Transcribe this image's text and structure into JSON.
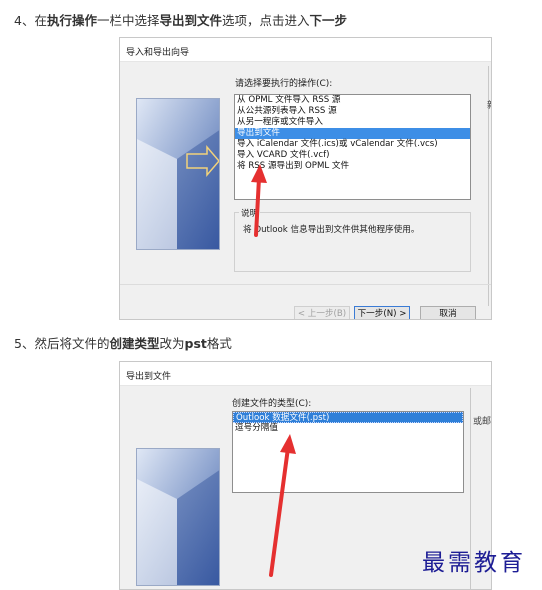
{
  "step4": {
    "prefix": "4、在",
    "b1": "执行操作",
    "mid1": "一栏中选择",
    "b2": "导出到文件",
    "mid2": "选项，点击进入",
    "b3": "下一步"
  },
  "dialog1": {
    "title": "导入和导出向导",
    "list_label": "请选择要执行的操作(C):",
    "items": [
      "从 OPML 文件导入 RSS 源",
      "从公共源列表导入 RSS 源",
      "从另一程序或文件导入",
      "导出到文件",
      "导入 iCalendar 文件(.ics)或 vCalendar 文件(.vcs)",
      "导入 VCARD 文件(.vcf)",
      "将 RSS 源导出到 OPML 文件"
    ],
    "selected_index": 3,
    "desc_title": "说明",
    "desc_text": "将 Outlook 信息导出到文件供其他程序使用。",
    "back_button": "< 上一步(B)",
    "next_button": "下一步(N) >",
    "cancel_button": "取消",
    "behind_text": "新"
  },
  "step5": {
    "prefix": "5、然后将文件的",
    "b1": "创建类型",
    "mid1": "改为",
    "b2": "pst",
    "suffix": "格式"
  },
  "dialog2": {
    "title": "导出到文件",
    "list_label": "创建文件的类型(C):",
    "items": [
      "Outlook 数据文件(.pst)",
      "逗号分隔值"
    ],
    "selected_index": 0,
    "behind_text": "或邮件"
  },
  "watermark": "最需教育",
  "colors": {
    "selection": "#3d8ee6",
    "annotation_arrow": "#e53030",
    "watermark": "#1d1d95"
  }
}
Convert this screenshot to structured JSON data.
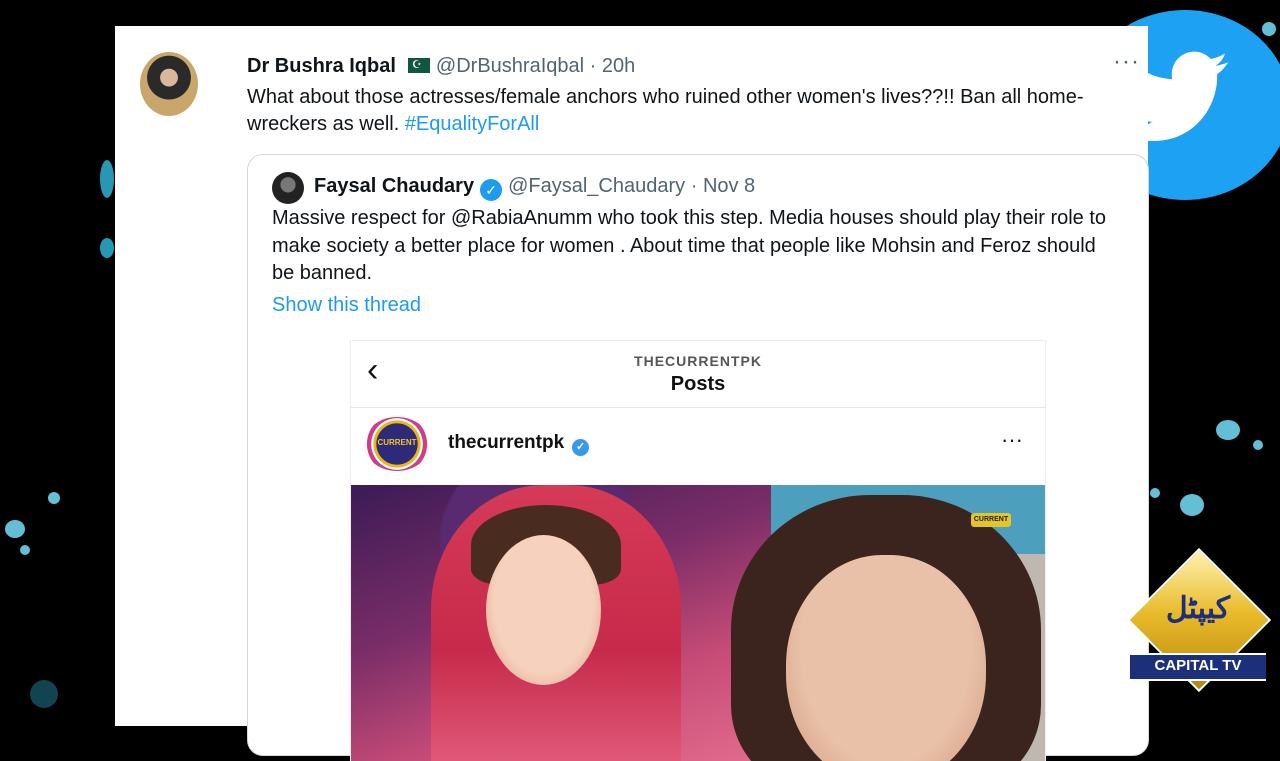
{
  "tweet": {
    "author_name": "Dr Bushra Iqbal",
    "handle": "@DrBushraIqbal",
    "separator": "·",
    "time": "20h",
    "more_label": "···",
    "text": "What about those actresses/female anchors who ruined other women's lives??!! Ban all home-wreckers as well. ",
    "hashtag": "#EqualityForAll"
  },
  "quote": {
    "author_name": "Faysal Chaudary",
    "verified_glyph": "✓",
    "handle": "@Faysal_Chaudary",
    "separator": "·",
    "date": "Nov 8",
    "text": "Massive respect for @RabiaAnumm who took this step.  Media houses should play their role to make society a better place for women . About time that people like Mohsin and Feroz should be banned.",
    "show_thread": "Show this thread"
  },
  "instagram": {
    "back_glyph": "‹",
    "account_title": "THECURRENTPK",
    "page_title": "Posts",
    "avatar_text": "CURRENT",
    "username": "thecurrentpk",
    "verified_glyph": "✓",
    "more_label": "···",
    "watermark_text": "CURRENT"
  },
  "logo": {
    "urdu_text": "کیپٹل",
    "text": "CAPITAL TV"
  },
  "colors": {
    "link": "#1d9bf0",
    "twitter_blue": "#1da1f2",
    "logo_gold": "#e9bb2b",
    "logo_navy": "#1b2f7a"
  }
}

» Problem statement
Exclude the images, then output the data above word for word.

» Task output
Transcribe this image's text and structure into JSON.
{
  "step4": {
    "prefix": "4、在",
    "b1": "执行操作",
    "mid1": "一栏中选择",
    "b2": "导出到文件",
    "mid2": "选项，点击进入",
    "b3": "下一步"
  },
  "dialog1": {
    "title": "导入和导出向导",
    "list_label": "请选择要执行的操作(C):",
    "items": [
      "从 OPML 文件导入 RSS 源",
      "从公共源列表导入 RSS 源",
      "从另一程序或文件导入",
      "导出到文件",
      "导入 iCalendar 文件(.ics)或 vCalendar 文件(.vcs)",
      "导入 VCARD 文件(.vcf)",
      "将 RSS 源导出到 OPML 文件"
    ],
    "selected_index": 3,
    "desc_title": "说明",
    "desc_text": "将 Outlook 信息导出到文件供其他程序使用。",
    "back_button": "< 上一步(B)",
    "next_button": "下一步(N) >",
    "cancel_button": "取消",
    "behind_text": "新"
  },
  "step5": {
    "prefix": "5、然后将文件的",
    "b1": "创建类型",
    "mid1": "改为",
    "b2": "pst",
    "suffix": "格式"
  },
  "dialog2": {
    "title": "导出到文件",
    "list_label": "创建文件的类型(C):",
    "items": [
      "Outlook 数据文件(.pst)",
      "逗号分隔值"
    ],
    "selected_index": 0,
    "behind_text": "或邮件"
  },
  "watermark": "最需教育",
  "colors": {
    "selection": "#3d8ee6",
    "annotation_arrow": "#e53030",
    "watermark": "#1d1d95"
  }
}
Convert this screenshot to structured JSON data.
{
  "tweet": {
    "author_name": "Dr Bushra Iqbal",
    "handle": "@DrBushraIqbal",
    "separator": "·",
    "time": "20h",
    "more_label": "···",
    "text": "What about those actresses/female anchors who ruined other women's lives??!! Ban all home-wreckers as well. ",
    "hashtag": "#EqualityForAll"
  },
  "quote": {
    "author_name": "Faysal Chaudary",
    "verified_glyph": "✓",
    "handle": "@Faysal_Chaudary",
    "separator": "·",
    "date": "Nov 8",
    "text": "Massive respect for @RabiaAnumm who took this step.  Media houses should play their role to make society a better place for women . About time that people like Mohsin and Feroz should be banned.",
    "show_thread": "Show this thread"
  },
  "instagram": {
    "back_glyph": "‹",
    "account_title": "THECURRENTPK",
    "page_title": "Posts",
    "avatar_text": "CURRENT",
    "username": "thecurrentpk",
    "verified_glyph": "✓",
    "more_label": "···",
    "watermark_text": "CURRENT"
  },
  "logo": {
    "urdu_text": "کیپٹل",
    "text": "CAPITAL TV"
  },
  "colors": {
    "link": "#1d9bf0",
    "twitter_blue": "#1da1f2",
    "logo_gold": "#e9bb2b",
    "logo_navy": "#1b2f7a"
  }
}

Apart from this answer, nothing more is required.